Copy out every line in the entries below that includes "времена".

* DATA FOR PROCESSING
== == ==

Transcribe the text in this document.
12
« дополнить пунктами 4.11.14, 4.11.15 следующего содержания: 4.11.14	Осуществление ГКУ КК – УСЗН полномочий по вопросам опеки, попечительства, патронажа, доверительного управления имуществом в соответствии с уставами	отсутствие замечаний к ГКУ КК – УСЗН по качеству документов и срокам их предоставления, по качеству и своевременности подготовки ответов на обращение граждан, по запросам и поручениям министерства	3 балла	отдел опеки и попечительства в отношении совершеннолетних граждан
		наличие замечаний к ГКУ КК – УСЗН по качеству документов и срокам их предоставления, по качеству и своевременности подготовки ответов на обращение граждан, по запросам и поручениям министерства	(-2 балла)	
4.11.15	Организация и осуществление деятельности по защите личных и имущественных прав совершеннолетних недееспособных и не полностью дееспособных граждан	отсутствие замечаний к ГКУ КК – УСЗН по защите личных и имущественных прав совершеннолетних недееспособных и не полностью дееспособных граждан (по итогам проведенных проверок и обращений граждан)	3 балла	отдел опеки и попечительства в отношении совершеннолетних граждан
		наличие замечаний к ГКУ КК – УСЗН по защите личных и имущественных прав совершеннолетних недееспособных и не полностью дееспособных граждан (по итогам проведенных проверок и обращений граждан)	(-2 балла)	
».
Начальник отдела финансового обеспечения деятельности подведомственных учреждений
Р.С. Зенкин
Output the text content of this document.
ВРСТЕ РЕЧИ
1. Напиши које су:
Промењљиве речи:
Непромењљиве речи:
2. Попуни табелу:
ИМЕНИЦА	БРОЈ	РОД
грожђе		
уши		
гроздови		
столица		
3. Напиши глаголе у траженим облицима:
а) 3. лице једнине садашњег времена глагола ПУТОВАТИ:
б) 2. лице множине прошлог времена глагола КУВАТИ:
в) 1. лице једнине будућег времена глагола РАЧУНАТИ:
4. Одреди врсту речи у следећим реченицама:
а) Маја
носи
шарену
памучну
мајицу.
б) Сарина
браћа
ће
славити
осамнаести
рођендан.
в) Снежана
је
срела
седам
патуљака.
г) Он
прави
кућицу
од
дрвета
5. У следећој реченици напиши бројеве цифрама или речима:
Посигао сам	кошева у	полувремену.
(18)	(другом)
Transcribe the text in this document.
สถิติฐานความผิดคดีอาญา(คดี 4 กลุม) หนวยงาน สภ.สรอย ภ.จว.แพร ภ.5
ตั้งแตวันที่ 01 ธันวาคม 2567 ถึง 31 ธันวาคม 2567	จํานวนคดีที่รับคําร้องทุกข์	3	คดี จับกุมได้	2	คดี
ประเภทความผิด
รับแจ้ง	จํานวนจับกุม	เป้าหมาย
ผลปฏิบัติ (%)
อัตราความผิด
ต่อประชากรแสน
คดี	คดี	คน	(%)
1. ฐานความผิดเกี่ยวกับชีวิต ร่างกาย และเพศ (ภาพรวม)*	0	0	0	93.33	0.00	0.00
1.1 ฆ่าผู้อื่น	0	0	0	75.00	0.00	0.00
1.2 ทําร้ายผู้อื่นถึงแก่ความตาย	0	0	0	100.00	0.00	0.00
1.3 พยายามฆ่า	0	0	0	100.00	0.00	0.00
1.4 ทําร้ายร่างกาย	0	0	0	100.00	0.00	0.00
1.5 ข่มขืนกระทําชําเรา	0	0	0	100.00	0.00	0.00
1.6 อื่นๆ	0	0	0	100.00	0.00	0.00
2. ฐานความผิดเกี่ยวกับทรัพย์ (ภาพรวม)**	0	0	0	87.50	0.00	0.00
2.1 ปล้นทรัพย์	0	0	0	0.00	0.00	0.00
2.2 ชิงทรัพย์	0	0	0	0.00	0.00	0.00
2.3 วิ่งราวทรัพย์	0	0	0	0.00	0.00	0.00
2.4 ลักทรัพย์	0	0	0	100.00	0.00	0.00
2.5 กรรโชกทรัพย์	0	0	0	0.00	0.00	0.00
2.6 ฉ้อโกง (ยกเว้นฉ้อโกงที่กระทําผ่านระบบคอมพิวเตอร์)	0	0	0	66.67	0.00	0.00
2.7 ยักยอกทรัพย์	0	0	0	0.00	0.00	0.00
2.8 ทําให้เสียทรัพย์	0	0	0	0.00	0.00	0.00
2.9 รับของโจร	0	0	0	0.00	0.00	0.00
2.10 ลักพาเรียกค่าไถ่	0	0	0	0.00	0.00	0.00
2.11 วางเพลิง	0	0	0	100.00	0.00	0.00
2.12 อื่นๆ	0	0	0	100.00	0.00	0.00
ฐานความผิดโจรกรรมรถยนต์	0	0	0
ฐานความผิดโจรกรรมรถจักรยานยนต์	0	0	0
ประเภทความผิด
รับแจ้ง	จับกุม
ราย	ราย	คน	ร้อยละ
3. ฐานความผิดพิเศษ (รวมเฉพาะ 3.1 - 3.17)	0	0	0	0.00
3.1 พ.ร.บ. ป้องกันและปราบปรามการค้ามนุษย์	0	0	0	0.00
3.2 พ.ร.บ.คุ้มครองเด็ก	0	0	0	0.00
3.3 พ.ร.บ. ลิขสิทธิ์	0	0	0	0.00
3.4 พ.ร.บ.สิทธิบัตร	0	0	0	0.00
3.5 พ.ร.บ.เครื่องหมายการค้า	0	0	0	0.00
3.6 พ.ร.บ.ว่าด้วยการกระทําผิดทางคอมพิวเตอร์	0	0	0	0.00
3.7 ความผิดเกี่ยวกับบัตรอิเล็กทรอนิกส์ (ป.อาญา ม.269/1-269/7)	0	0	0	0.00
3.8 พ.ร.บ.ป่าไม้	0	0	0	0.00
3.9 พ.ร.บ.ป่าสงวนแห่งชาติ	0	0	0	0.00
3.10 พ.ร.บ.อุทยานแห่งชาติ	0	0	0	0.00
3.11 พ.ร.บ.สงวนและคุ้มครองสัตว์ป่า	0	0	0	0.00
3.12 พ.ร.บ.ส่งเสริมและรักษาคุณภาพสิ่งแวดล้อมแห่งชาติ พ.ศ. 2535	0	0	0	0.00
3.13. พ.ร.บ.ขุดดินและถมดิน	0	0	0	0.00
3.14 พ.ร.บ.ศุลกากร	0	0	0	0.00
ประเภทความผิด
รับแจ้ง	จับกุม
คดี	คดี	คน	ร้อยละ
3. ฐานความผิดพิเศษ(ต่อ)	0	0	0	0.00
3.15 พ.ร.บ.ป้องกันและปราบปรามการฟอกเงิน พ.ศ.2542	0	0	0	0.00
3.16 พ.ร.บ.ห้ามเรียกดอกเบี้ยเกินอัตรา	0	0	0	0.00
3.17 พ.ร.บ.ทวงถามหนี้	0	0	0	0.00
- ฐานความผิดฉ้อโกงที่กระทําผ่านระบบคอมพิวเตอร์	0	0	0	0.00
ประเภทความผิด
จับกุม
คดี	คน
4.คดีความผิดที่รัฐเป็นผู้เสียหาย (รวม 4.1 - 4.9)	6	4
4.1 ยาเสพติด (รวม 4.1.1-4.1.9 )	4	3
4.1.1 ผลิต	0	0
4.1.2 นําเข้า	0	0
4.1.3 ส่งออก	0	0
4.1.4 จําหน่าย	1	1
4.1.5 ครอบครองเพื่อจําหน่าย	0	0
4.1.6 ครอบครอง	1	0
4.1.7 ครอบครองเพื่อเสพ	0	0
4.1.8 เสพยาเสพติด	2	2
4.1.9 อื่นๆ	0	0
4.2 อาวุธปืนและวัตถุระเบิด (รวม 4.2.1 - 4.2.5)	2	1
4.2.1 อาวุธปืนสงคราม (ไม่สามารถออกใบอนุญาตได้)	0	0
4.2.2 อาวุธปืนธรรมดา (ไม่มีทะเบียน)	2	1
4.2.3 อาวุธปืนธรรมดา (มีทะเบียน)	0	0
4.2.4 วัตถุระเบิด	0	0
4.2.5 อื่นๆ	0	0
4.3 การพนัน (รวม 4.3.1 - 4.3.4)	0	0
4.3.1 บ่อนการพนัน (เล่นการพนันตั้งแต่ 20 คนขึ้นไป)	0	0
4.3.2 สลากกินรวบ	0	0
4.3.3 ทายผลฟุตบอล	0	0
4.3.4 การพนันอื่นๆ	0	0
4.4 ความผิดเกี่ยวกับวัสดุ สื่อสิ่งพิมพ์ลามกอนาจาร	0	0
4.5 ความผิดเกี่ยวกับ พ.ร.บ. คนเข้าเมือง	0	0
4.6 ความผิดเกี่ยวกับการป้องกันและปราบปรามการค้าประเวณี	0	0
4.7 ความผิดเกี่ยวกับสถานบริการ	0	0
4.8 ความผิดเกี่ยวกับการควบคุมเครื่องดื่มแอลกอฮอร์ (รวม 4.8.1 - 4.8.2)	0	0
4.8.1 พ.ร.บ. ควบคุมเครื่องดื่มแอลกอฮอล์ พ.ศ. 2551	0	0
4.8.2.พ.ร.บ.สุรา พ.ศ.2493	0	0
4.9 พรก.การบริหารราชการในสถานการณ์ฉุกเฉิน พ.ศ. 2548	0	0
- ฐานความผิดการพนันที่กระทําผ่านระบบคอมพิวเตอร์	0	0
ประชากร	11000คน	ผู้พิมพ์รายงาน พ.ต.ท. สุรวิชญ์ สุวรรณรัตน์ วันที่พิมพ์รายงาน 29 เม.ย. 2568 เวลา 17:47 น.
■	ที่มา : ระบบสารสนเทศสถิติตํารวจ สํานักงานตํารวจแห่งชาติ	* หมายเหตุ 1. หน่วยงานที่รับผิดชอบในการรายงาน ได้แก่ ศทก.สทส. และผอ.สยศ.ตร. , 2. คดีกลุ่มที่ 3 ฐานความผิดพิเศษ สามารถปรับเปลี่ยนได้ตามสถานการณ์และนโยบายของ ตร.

== == ==

* RIGHT ANSWER
а) 3. лице једнине садашњег времена глагола ПУТОВАТИ:
б) 2. лице множине прошлог времена глагола КУВАТИ:
в) 1. лице једнине будућег времена глагола РАЧУНАТИ:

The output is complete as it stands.